[PROBLEM TO WORK ON]: From the entries provided below, copy each line that contains the word "instalacja".

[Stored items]
+ + + + +

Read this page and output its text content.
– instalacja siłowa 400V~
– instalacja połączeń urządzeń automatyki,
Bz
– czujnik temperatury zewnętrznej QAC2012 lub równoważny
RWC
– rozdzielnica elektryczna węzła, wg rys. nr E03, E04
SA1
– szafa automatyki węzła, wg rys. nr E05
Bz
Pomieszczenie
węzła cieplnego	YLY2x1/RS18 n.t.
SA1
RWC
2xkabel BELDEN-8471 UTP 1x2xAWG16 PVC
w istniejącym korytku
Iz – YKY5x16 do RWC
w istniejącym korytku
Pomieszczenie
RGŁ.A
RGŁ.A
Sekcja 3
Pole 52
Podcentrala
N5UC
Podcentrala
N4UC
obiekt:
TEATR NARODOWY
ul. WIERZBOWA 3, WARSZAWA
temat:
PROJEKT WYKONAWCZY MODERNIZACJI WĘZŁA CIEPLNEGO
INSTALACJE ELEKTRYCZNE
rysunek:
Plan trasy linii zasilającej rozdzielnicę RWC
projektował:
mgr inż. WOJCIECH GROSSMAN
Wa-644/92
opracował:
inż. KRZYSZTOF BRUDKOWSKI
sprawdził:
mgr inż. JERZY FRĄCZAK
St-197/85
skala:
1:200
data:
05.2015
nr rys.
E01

+ + + + +

[EXERCISE RESULT]:
– instalacja siłowa 400V~
– instalacja połączeń urządzeń automatyki,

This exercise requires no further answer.